### EXERCISE REQUIREMENTS
Copy all of the material exactly. Pictures are not to appear in the copy.

### Collected data
------------------------------------------------------------------------

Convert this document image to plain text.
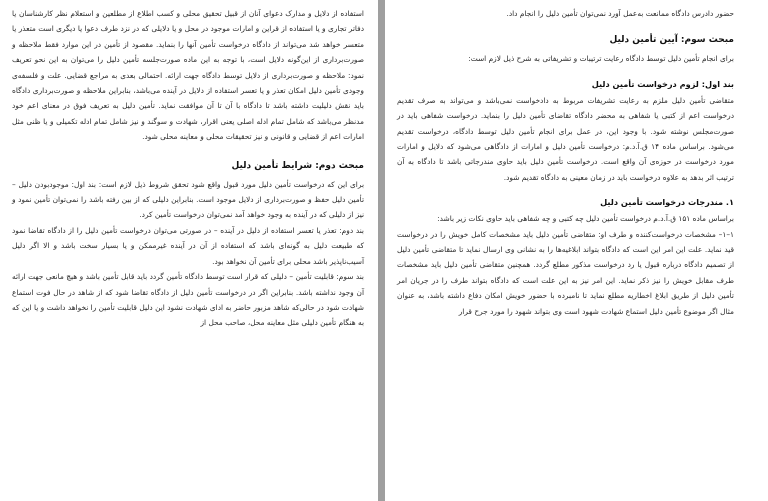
استفاده از دلایل و مدارک دعوای آنان از قبیل تحقیق محلی و کسب اطلاع از مطلعین و استعلام نظر کارشناسان یا دفاتر تجاری و یا استفاده از قراین و امارات موجود در محل و یا دلایلی که در نزد طرف دعوا یا دیگری است متعذر یا متعسر خواهد شد می‌تواند از دادگاه درخواست تأمین آنها را بنماید. مقصود از تأمین در این موارد فقط ملاحظه و صورت‌برداری از این‌گونه دلایل است، با توجه به این ماده صورت‌جلسه تأمین دلیل را می‌توان به این نحو تعریف نمود: ملاحظه و صورت‌برداری از دلایل توسط دادگاه جهت ارائه. احتمالی بعدی به مراجع قضایی. علت و فلسفه‌ی وجودی تأمین دلیل امکان تعذر و یا تعسر استفاده از دلایل در آینده می‌باشد، بنابراین ملاحظه و صورت‌برداری دادگاه باید نقش دلیلیت داشته باشد تا دادگاه با آن تا آن موافقت نماید. تأمین دلیل به تعریف فوق در معنای اعم خود مدنظر می‌باشد که شامل تمام ادله اصلی یعنی اقرار، شهادت و سوگند و نیز شامل تمام ادله تکمیلی و یا ظنی مثل امارات اعم از قضایی و قانونی و نیز تحقیقات محلی و معاینه محلی شود.

مبحث دوم: شرایط تأمین دلیل

برای این که درخواست تأمین دلیل مورد قبول واقع شود تحقق شروط ذیل لازم است: بند اول: موجودبودن دلیل – تأمین دلیل حفظ و صورت‌برداری از دلایل موجود است. بنابراین دلیلی که از بین رفته باشد را نمی‌توان تأمین نمود و نیز از دلیلی که در آینده به وجود خواهد آمد نمی‌توان درخواست تأمین کرد.

بند دوم: تعذر یا تعسر استفاده از دلیل در آینده – در صورتی می‌توان درخواست تأمین دلیل را از دادگاه تقاضا نمود که طبیعت دلیل به گونه‌ای باشد که استفاده از آن در آینده غیرممکن و یا بسیار سخت باشد و الا اگر دلیل آسیب‌ناپذیر باشد محلی برای تأمین آن نخواهد بود.

بند سوم: قابلیت تأمین – دلیلی که قرار است توسط دادگاه تأمین گردد باید قابل تأمین باشد و هیچ مانعی جهت ارائه آن وجود نداشته باشد. بنابراین اگر در درخواست تأمین دلیل از دادگاه تقاضا شود که از شاهد در حال فوت استماع شهادت شود در حالی‌که شاهد مزبور حاضر به ادای شهادت نشود این دلیل قابلیت تأمین را نخواهد داشت و یا این که به هنگام تأمین دلیلی مثل معاینه محل، صاحب محل از

حضور دادرس دادگاه ممانعت به‌عمل آورد نمی‌توان تأمین دلیل را انجام داد.

مبحث سوم: آیین تأمین دلیل

برای انجام تأمین دلیل توسط دادگاه رعایت ترتیبات و تشریفاتی به شرح ذیل لازم است:

بند اول: لزوم درخواست تأمین دلیل

متقاضی تأمین دلیل ملزم به رعایت تشریفات مربوط به دادخواست نمی‌باشد و می‌تواند به صرف تقدیم درخواست اعم از کتبی یا شفاهی به محضر دادگاه تقاضای تأمین دلیل را بنماید. درخواست شفاهی باید در صورت‌مجلس نوشته شود. با وجود این، در عمل برای انجام تأمین دلیل توسط دادگاه، درخواست تقدیم می‌شود. براساس ماده ۱۴ ق.آ.د.م: درخواست تأمین دلیل و امارات از دادگاهی می‌شود که دلایل و امارات مورد درخواست در حوزه‌ی آن واقع است. درخواست تأمین دلیل باید حاوی مندرجاتی باشد تا دادگاه به آن ترتیب اثر بدهد به علاوه درخواست باید در زمان معینی به دادگاه تقدیم شود.

۱. مندرجات درخواست تأمین دلیل

براساس ماده ۱۵۱ ق.آ.د.م درخواست تأمین دلیل چه کتبی و چه شفاهی باید حاوی نکات زیر باشد:

۱–۱– مشخصات درخواست‌کننده و طرف او: متقاضی تأمین دلیل باید مشخصات کامل خویش را در درخواست قید نماید. علت این امر این است که دادگاه بتواند ابلاغیه‌ها را به نشانی وی ارسال نماید تا متقاضی تأمین دلیل از تصمیم دادگاه درباره قبول یا رد درخواست مذکور مطلع گردد. همچنین متقاضی تأمین دلیل باید مشخصات طرف مقابل خویش را نیز ذکر نماید. این امر نیز به این علت است که دادگاه بتواند طرف را در جریان امر تأمین دلیل از طریق ابلاغ اخطاریه مطلع نماید تا نامبرده با حضور خویش امکان دفاع داشته باشد، به عنوان مثال اگر موضوع تأمین دلیل استماع شهادت شهود است وی بتواند شهود را مورد جرح قرار
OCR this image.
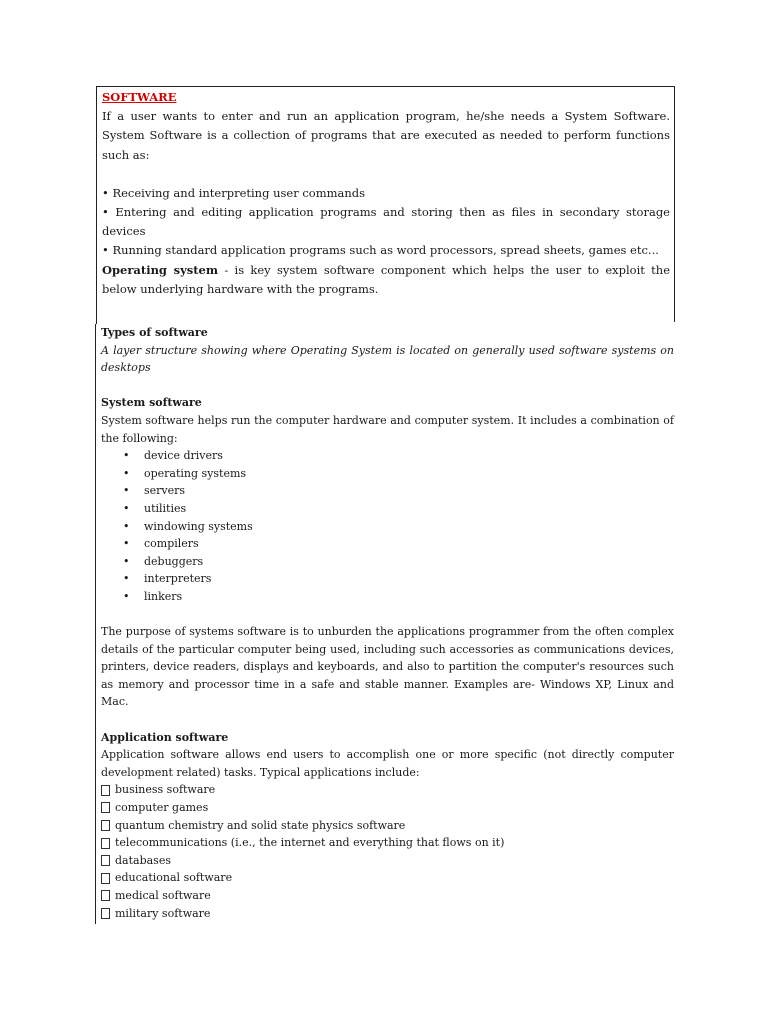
SOFTWARE

If a user wants to enter and run an application program, he/she needs a System Software. System Software is a collection of programs that are executed as needed to perform functions such as:

• Receiving and interpreting user commands

• Entering and editing application programs and storing then as files in secondary storage devices

• Running standard application programs such as word processors, spread sheets, games etc...

Operating system - is key system software component which helps the user to exploit the below underlying hardware with the programs.

Types of software

A layer structure showing where Operating System is located on generally used software systems on desktops

System software

System software helps run the computer hardware and computer system. It includes a combination of the following:

• device drivers
• operating systems
• servers
• utilities
• windowing systems
• compilers
• debuggers
• interpreters
• linkers

The purpose of systems software is to unburden the applications programmer from the often complex details of the particular computer being used, including such accessories as communications devices, printers, device readers, displays and keyboards, and also to partition the computer's resources such as memory and processor time in a safe and stable manner. Examples are- Windows XP, Linux and Mac.

Application software

Application software allows end users to accomplish one or more specific (not directly computer development related) tasks. Typical applications include:

business software
computer games
quantum chemistry and solid state physics software
telecommunications (i.e., the internet and everything that flows on it)
databases
educational software
medical software
military software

------------------------------------------------------------------------

### FINAL ANSWER
Convert this document image to plain text.
استفاده از دلایل و مدارک دعوای آنان از قبیل تحقیق محلی و کسب اطلاع از مطلعین و استعلام نظر کارشناسان یا دفاتر تجاری و یا استفاده از قراین و امارات موجود در محل و یا دلایلی که در نزد طرف دعوا یا دیگری است متعذر یا متعسر خواهد شد می‌تواند از دادگاه درخواست تأمین آنها را بنماید. مقصود از تأمین در این موارد فقط ملاحظه و صورت‌برداری از این‌گونه دلایل است، با توجه به این ماده صورت‌جلسه تأمین دلیل را می‌توان به این نحو تعریف نمود: ملاحظه و صورت‌برداری از دلایل توسط دادگاه جهت ارائه. احتمالی بعدی به مراجع قضایی. علت و فلسفه‌ی وجودی تأمین دلیل امکان تعذر و یا تعسر استفاده از دلایل در آینده می‌باشد، بنابراین ملاحظه و صورت‌برداری دادگاه باید نقش دلیلیت داشته باشد تا دادگاه با آن تا آن موافقت نماید. تأمین دلیل به تعریف فوق در معنای اعم خود مدنظر می‌باشد که شامل تمام ادله اصلی یعنی اقرار، شهادت و سوگند و نیز شامل تمام ادله تکمیلی و یا ظنی مثل امارات اعم از قضایی و قانونی و نیز تحقیقات محلی و معاینه محلی شود.

مبحث دوم: شرایط تأمین دلیل

برای این که درخواست تأمین دلیل مورد قبول واقع شود تحقق شروط ذیل لازم است: بند اول: موجودبودن دلیل – تأمین دلیل حفظ و صورت‌برداری از دلایل موجود است. بنابراین دلیلی که از بین رفته باشد را نمی‌توان تأمین نمود و نیز از دلیلی که در آینده به وجود خواهد آمد نمی‌توان درخواست تأمین کرد.

بند دوم: تعذر یا تعسر استفاده از دلیل در آینده – در صورتی می‌توان درخواست تأمین دلیل را از دادگاه تقاضا نمود که طبیعت دلیل به گونه‌ای باشد که استفاده از آن در آینده غیرممکن و یا بسیار سخت باشد و الا اگر دلیل آسیب‌ناپذیر باشد محلی برای تأمین آن نخواهد بود.

بند سوم: قابلیت تأمین – دلیلی که قرار است توسط دادگاه تأمین گردد باید قابل تأمین باشد و هیچ مانعی جهت ارائه آن وجود نداشته باشد. بنابراین اگر در درخواست تأمین دلیل از دادگاه تقاضا شود که از شاهد در حال فوت استماع شهادت شود در حالی‌که شاهد مزبور حاضر به ادای شهادت نشود این دلیل قابلیت تأمین را نخواهد داشت و یا این که به هنگام تأمین دلیلی مثل معاینه محل، صاحب محل از

حضور دادرس دادگاه ممانعت به‌عمل آورد نمی‌توان تأمین دلیل را انجام داد.

مبحث سوم: آیین تأمین دلیل

برای انجام تأمین دلیل توسط دادگاه رعایت ترتیبات و تشریفاتی به شرح ذیل لازم است:

بند اول: لزوم درخواست تأمین دلیل

متقاضی تأمین دلیل ملزم به رعایت تشریفات مربوط به دادخواست نمی‌باشد و می‌تواند به صرف تقدیم درخواست اعم از کتبی یا شفاهی به محضر دادگاه تقاضای تأمین دلیل را بنماید. درخواست شفاهی باید در صورت‌مجلس نوشته شود. با وجود این، در عمل برای انجام تأمین دلیل توسط دادگاه، درخواست تقدیم می‌شود. براساس ماده ۱۴ ق.آ.د.م: درخواست تأمین دلیل و امارات از دادگاهی می‌شود که دلایل و امارات مورد درخواست در حوزه‌ی آن واقع است. درخواست تأمین دلیل باید حاوی مندرجاتی باشد تا دادگاه به آن ترتیب اثر بدهد به علاوه درخواست باید در زمان معینی به دادگاه تقدیم شود.

۱. مندرجات درخواست تأمین دلیل

براساس ماده ۱۵۱ ق.آ.د.م درخواست تأمین دلیل چه کتبی و چه شفاهی باید حاوی نکات زیر باشد:

۱–۱– مشخصات درخواست‌کننده و طرف او: متقاضی تأمین دلیل باید مشخصات کامل خویش را در درخواست قید نماید. علت این امر این است که دادگاه بتواند ابلاغیه‌ها را به نشانی وی ارسال نماید تا متقاضی تأمین دلیل از تصمیم دادگاه درباره قبول یا رد درخواست مذکور مطلع گردد. همچنین متقاضی تأمین دلیل باید مشخصات طرف مقابل خویش را نیز ذکر نماید. این امر نیز به این علت است که دادگاه بتواند طرف را در جریان امر تأمین دلیل از طریق ابلاغ اخطاریه مطلع نماید تا نامبرده با حضور خویش امکان دفاع داشته باشد، به عنوان مثال اگر موضوع تأمین دلیل استماع شهادت شهود است وی بتواند شهود را مورد جرح قرار
OCR this image.
SOFTWARE

If a user wants to enter and run an application program, he/she needs a System Software. System Software is a collection of programs that are executed as needed to perform functions such as:

• Receiving and interpreting user commands

• Entering and editing application programs and storing then as files in secondary storage devices

• Running standard application programs such as word processors, spread sheets, games etc...

Operating system - is key system software component which helps the user to exploit the below underlying hardware with the programs.

Types of software

A layer structure showing where Operating System is located on generally used software systems on desktops

System software

System software helps run the computer hardware and computer system. It includes a combination of the following:

• device drivers
• operating systems
• servers
• utilities
• windowing systems
• compilers
• debuggers
• interpreters
• linkers

The purpose of systems software is to unburden the applications programmer from the often complex details of the particular computer being used, including such accessories as communications devices, printers, device readers, displays and keyboards, and also to partition the computer's resources such as memory and processor time in a safe and stable manner. Examples are- Windows XP, Linux and Mac.

Application software

Application software allows end users to accomplish one or more specific (not directly computer development related) tasks. Typical applications include:

business software
computer games
quantum chemistry and solid state physics software
telecommunications (i.e., the internet and everything that flows on it)
databases
educational software
medical software
military software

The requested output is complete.